··· The data ···

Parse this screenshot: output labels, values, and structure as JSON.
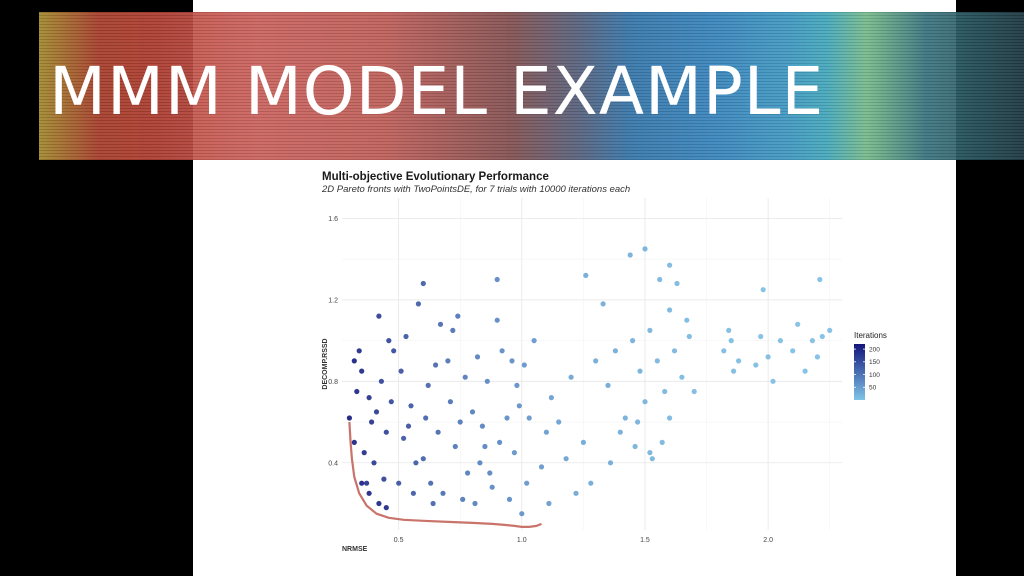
{
  "slide": {
    "title": "MMM MODEL EXAMPLE"
  },
  "colors": {
    "iteration_low": "#7fc4e8",
    "iteration_high": "#12157a",
    "pareto_front": "#c9736a"
  },
  "chart_data": {
    "type": "scatter",
    "title": "Multi-objective Evolutionary Performance",
    "subtitle": "2D Pareto fronts with TwoPointsDE, for 7 trials with 10000 iterations each",
    "xlabel": "NRMSE",
    "ylabel": "DECOMP.RSSD",
    "xlim": [
      0.27,
      2.3
    ],
    "ylim": [
      0.07,
      1.7
    ],
    "x_ticks": [
      0.5,
      1.0,
      1.5,
      2.0
    ],
    "x_tick_labels": [
      "0.5",
      "1.0",
      "1.5",
      "2.0"
    ],
    "y_ticks": [
      0.4,
      0.8,
      1.2,
      1.6
    ],
    "y_tick_labels": [
      "0.4",
      "0.8",
      "1.2",
      "1.6"
    ],
    "grid": true,
    "legend": {
      "title": "Iterations",
      "position": "right",
      "scale_min": 0,
      "scale_max": 220,
      "ticks": [
        200,
        150,
        100,
        50
      ]
    },
    "series": [
      {
        "x": [
          0.3,
          0.32,
          0.35,
          0.38,
          0.4,
          0.42,
          0.45,
          0.48,
          0.5,
          0.55,
          0.58,
          0.6,
          0.65,
          0.68,
          0.72,
          0.75,
          0.78,
          0.82,
          0.85,
          0.9,
          0.95,
          0.98,
          1.02,
          1.05,
          1.1,
          0.33,
          0.36,
          0.44,
          0.52,
          0.62,
          0.7,
          0.8,
          0.88,
          0.97,
          1.08,
          1.15,
          1.2,
          1.25,
          1.28,
          0.34,
          0.39,
          0.47,
          0.57,
          0.66,
          0.76,
          0.86,
          0.94,
          1.0,
          1.12,
          1.22,
          0.37,
          0.43,
          0.53,
          0.63,
          0.73,
          0.83,
          0.92,
          1.03,
          1.18,
          0.41,
          0.51,
          0.61,
          0.71,
          0.81,
          0.91,
          1.01,
          1.11,
          0.46,
          0.56,
          0.67,
          0.77,
          0.87,
          0.99,
          0.54,
          0.64,
          0.74,
          0.84,
          0.96,
          0.6,
          0.9,
          0.32,
          0.35,
          0.38,
          0.42,
          0.45
        ],
        "y": [
          0.62,
          0.5,
          0.85,
          0.72,
          0.4,
          1.12,
          0.55,
          0.95,
          0.3,
          0.68,
          1.18,
          0.42,
          0.88,
          0.25,
          1.05,
          0.6,
          0.35,
          0.92,
          0.48,
          1.1,
          0.22,
          0.78,
          0.3,
          1.0,
          0.55,
          0.75,
          0.45,
          0.32,
          0.52,
          0.78,
          0.9,
          0.65,
          0.28,
          0.45,
          0.38,
          0.6,
          0.82,
          0.5,
          0.3,
          0.95,
          0.6,
          0.7,
          0.4,
          0.55,
          0.22,
          0.8,
          0.62,
          0.15,
          0.72,
          0.25,
          0.3,
          0.8,
          1.02,
          0.3,
          0.48,
          0.4,
          0.95,
          0.62,
          0.42,
          0.65,
          0.85,
          0.62,
          0.7,
          0.2,
          0.5,
          0.88,
          0.2,
          1.0,
          0.25,
          1.08,
          0.82,
          0.35,
          0.68,
          0.58,
          0.2,
          1.12,
          0.58,
          0.9,
          1.28,
          1.3,
          0.9,
          0.3,
          0.25,
          0.2,
          0.18
        ],
        "iterations": [
          220,
          210,
          200,
          190,
          180,
          175,
          170,
          160,
          150,
          140,
          135,
          130,
          120,
          115,
          110,
          100,
          95,
          90,
          85,
          80,
          75,
          70,
          65,
          60,
          55,
          205,
          195,
          172,
          145,
          125,
          105,
          92,
          78,
          66,
          58,
          50,
          45,
          40,
          38,
          200,
          188,
          162,
          138,
          118,
          98,
          82,
          72,
          68,
          52,
          42,
          192,
          168,
          142,
          122,
          102,
          88,
          76,
          62,
          48,
          178,
          148,
          128,
          108,
          90,
          78,
          64,
          54,
          165,
          140,
          118,
          96,
          84,
          70,
          150,
          126,
          104,
          88,
          72,
          135,
          80,
          215,
          212,
          208,
          204,
          200
        ]
      },
      {
        "x": [
          1.35,
          1.38,
          1.42,
          1.45,
          1.48,
          1.5,
          1.52,
          1.55,
          1.58,
          1.6,
          1.62,
          1.65,
          1.68,
          1.7,
          1.4,
          1.47,
          1.53,
          1.57,
          1.63,
          1.67,
          1.44,
          1.5,
          1.56,
          1.36,
          1.6,
          1.82,
          1.84,
          1.86,
          1.88,
          1.85,
          1.95,
          1.97,
          2.0,
          2.02,
          2.05,
          2.1,
          2.12,
          2.15,
          2.18,
          2.2,
          2.22,
          2.25,
          1.46,
          1.52,
          1.6,
          1.98,
          2.21,
          1.26,
          1.3,
          1.33
        ],
        "y": [
          0.78,
          0.95,
          0.62,
          1.0,
          0.85,
          0.7,
          1.05,
          0.9,
          0.75,
          1.15,
          0.95,
          0.82,
          1.02,
          0.75,
          0.55,
          0.6,
          0.42,
          0.5,
          1.28,
          1.1,
          1.42,
          1.45,
          1.3,
          0.4,
          1.37,
          0.95,
          1.05,
          0.85,
          0.9,
          1.0,
          0.88,
          1.02,
          0.92,
          0.8,
          1.0,
          0.95,
          1.08,
          0.85,
          1.0,
          0.92,
          1.02,
          1.05,
          0.48,
          0.45,
          0.62,
          1.25,
          1.3,
          1.32,
          0.9,
          1.18
        ],
        "iterations": [
          40,
          35,
          32,
          30,
          28,
          26,
          24,
          22,
          22,
          20,
          20,
          18,
          18,
          16,
          34,
          28,
          24,
          22,
          18,
          16,
          30,
          26,
          22,
          36,
          20,
          14,
          12,
          14,
          12,
          13,
          12,
          10,
          12,
          10,
          11,
          10,
          9,
          10,
          9,
          10,
          8,
          9,
          28,
          24,
          20,
          10,
          9,
          38,
          36,
          34
        ]
      }
    ],
    "pareto_front": {
      "x": [
        0.3,
        0.305,
        0.31,
        0.32,
        0.34,
        0.37,
        0.41,
        0.46,
        0.52,
        0.6,
        0.7,
        0.8,
        0.88,
        0.93,
        0.97,
        1.0,
        1.03,
        1.06,
        1.08
      ],
      "y": [
        0.6,
        0.5,
        0.42,
        0.33,
        0.25,
        0.19,
        0.15,
        0.13,
        0.12,
        0.115,
        0.11,
        0.105,
        0.1,
        0.095,
        0.09,
        0.085,
        0.085,
        0.09,
        0.1
      ]
    }
  }
}
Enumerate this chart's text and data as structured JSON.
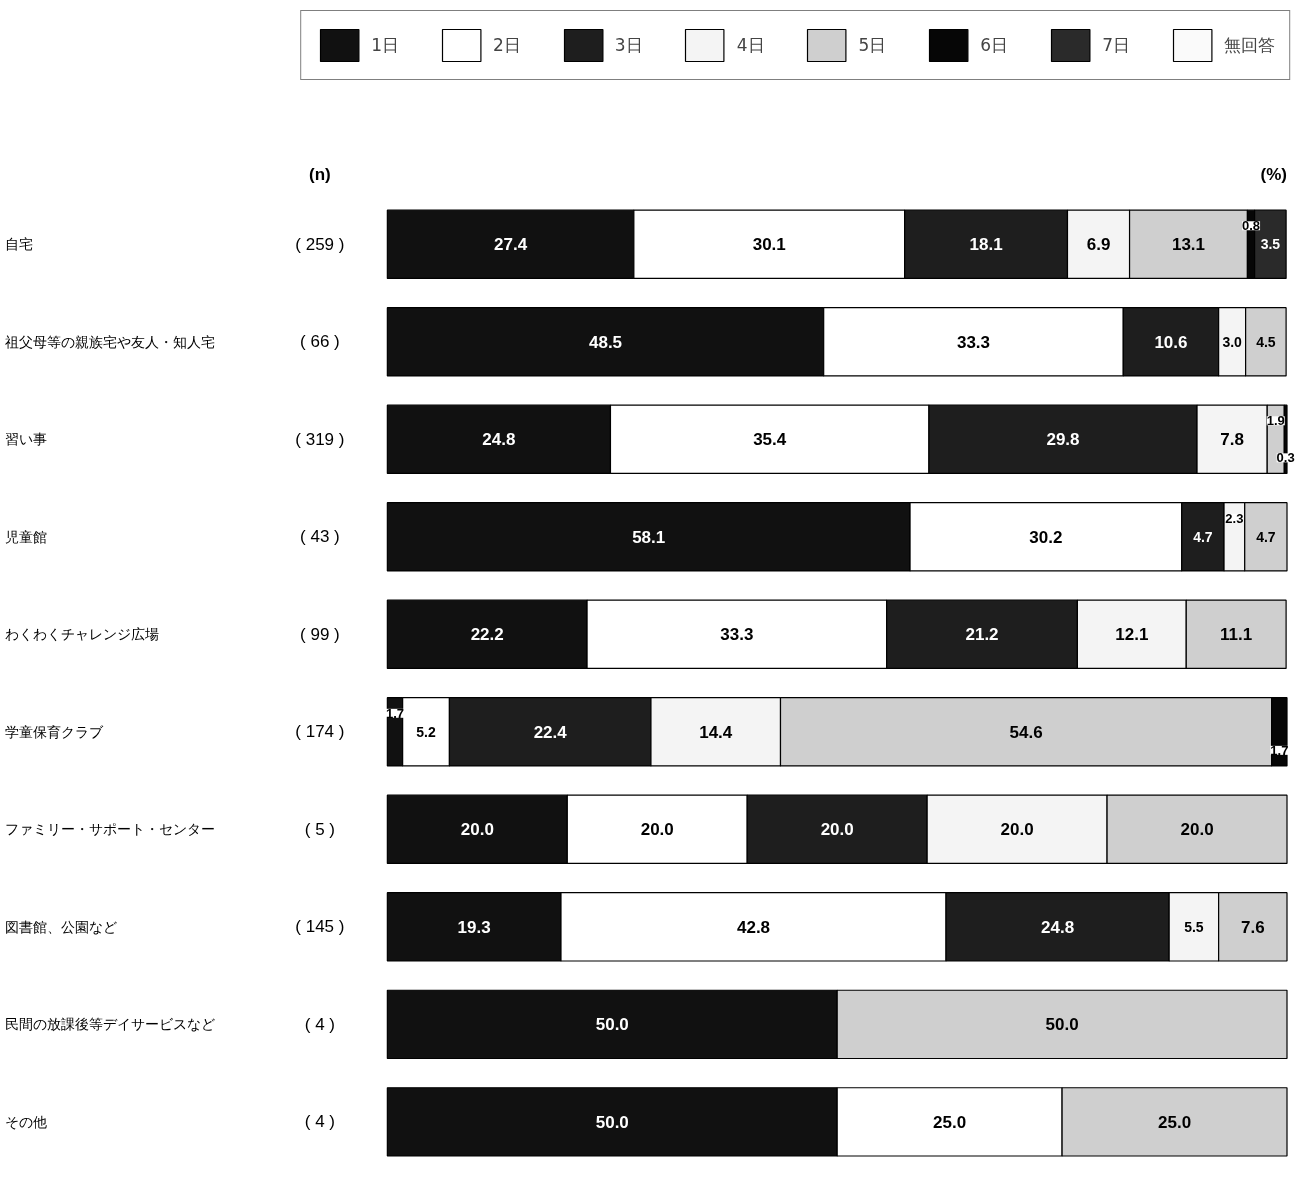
{
  "chart_data": {
    "type": "bar",
    "orientation": "horizontal",
    "stacked": true,
    "legend": "top",
    "grid": false,
    "categories": [
      "自宅",
      "祖父母等の親族宅や友人・知人宅",
      "習い事",
      "児童館",
      "わくわくチャレンジ広場",
      "学童保育クラブ",
      "ファミリー・サポート・センター",
      "図書館、公園など",
      "民間の放課後等デイサービスなど",
      "その他"
    ],
    "series": [
      {
        "name": "1日",
        "color": "#111111",
        "values": [
          27.4,
          48.5,
          24.8,
          58.1,
          22.2,
          1.7,
          20.0,
          19.3,
          50.0,
          50.0
        ],
        "value_labels": [
          "27.4",
          "48.5",
          "24.8",
          "58.1",
          "22.2",
          "1.7",
          "20.0",
          "19.3",
          "50.0",
          "50.0"
        ]
      },
      {
        "name": "2日",
        "color": "#ffffff",
        "values": [
          30.1,
          33.3,
          35.4,
          30.2,
          33.3,
          5.2,
          20.0,
          42.8,
          null,
          25.0
        ],
        "value_labels": [
          "30.1",
          "33.3",
          "35.4",
          "30.2",
          "33.3",
          "5.2",
          "20.0",
          "42.8",
          null,
          "25.0"
        ]
      },
      {
        "name": "3日",
        "color": "#1e1e1e",
        "values": [
          18.1,
          10.6,
          29.8,
          4.7,
          21.2,
          22.4,
          20.0,
          24.8,
          null,
          null
        ],
        "value_labels": [
          "18.1",
          "10.6",
          "29.8",
          "4.7",
          "21.2",
          "22.4",
          "20.0",
          "24.8",
          null,
          null
        ]
      },
      {
        "name": "4日",
        "color": "#f4f4f4",
        "values": [
          6.9,
          3.0,
          7.8,
          2.3,
          12.1,
          14.4,
          20.0,
          5.5,
          null,
          null
        ],
        "value_labels": [
          "6.9",
          "3.0",
          "7.8",
          "2.3",
          "12.1",
          "14.4",
          "20.0",
          "5.5",
          null,
          null
        ]
      },
      {
        "name": "5日",
        "color": "#cfcfcf",
        "values": [
          13.1,
          4.5,
          1.9,
          4.7,
          11.1,
          54.6,
          20.0,
          7.6,
          50.0,
          25.0
        ],
        "value_labels": [
          "13.1",
          "4.5",
          "1.9",
          "4.7",
          "11.1",
          "54.6",
          "20.0",
          "7.6",
          "50.0",
          "25.0"
        ]
      },
      {
        "name": "6日",
        "color": "#060606",
        "values": [
          0.8,
          null,
          0.3,
          null,
          null,
          1.7,
          null,
          null,
          null,
          null
        ],
        "value_labels": [
          "0.8",
          null,
          "0.3",
          null,
          null,
          "1.7",
          null,
          null,
          null,
          null
        ]
      },
      {
        "name": "7日",
        "color": "#2a2a2a",
        "values": [
          3.5,
          null,
          null,
          null,
          null,
          null,
          null,
          null,
          null,
          null
        ],
        "value_labels": [
          "3.5",
          null,
          null,
          null,
          null,
          null,
          null,
          null,
          null,
          null
        ]
      },
      {
        "name": "無回答",
        "color": "#fafafa",
        "values": [
          null,
          null,
          null,
          null,
          null,
          null,
          null,
          null,
          null,
          null
        ]
      }
    ],
    "annotations": [
      "(n)",
      "(%)",
      "( 259 )",
      "( 66 )",
      "( 319 )",
      "( 43 )",
      "( 99 )",
      "( 174 )",
      "( 5 )",
      "( 145 )",
      "( 4 )",
      "( 4 )"
    ]
  }
}
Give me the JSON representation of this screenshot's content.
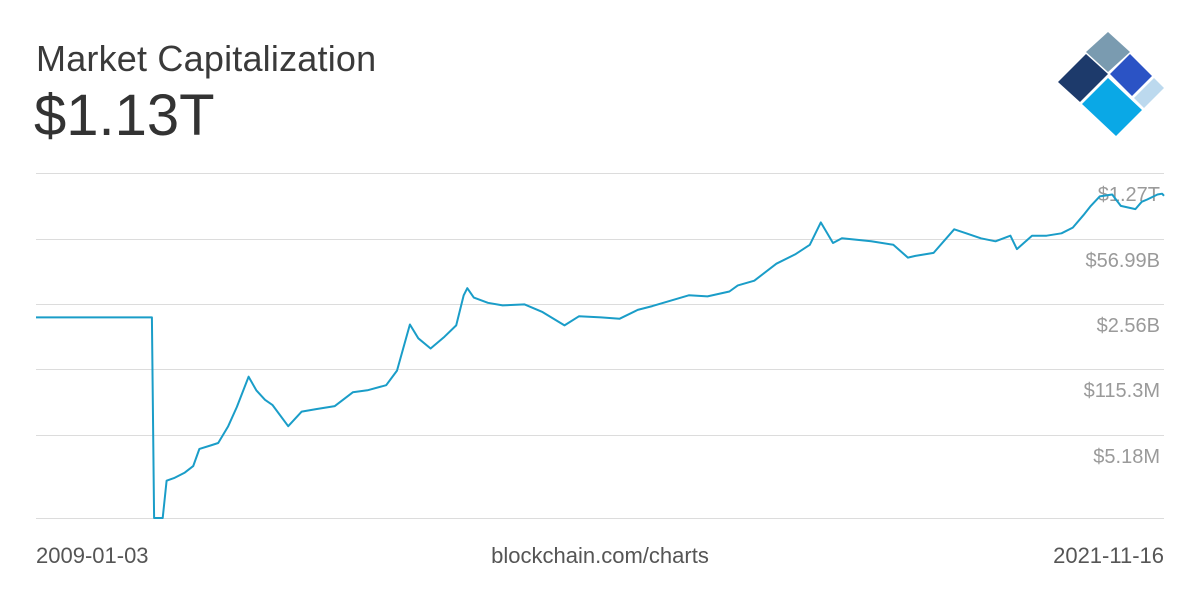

···

§ **Problem statement**
Return each line where "this" shows up.

§ **Problem solution**
Parse this screenshot: output labels, values, and structure as JSON.
Enumerate this chart's text and data as structured JSON.
Give me the JSON representation of this screenshot's content.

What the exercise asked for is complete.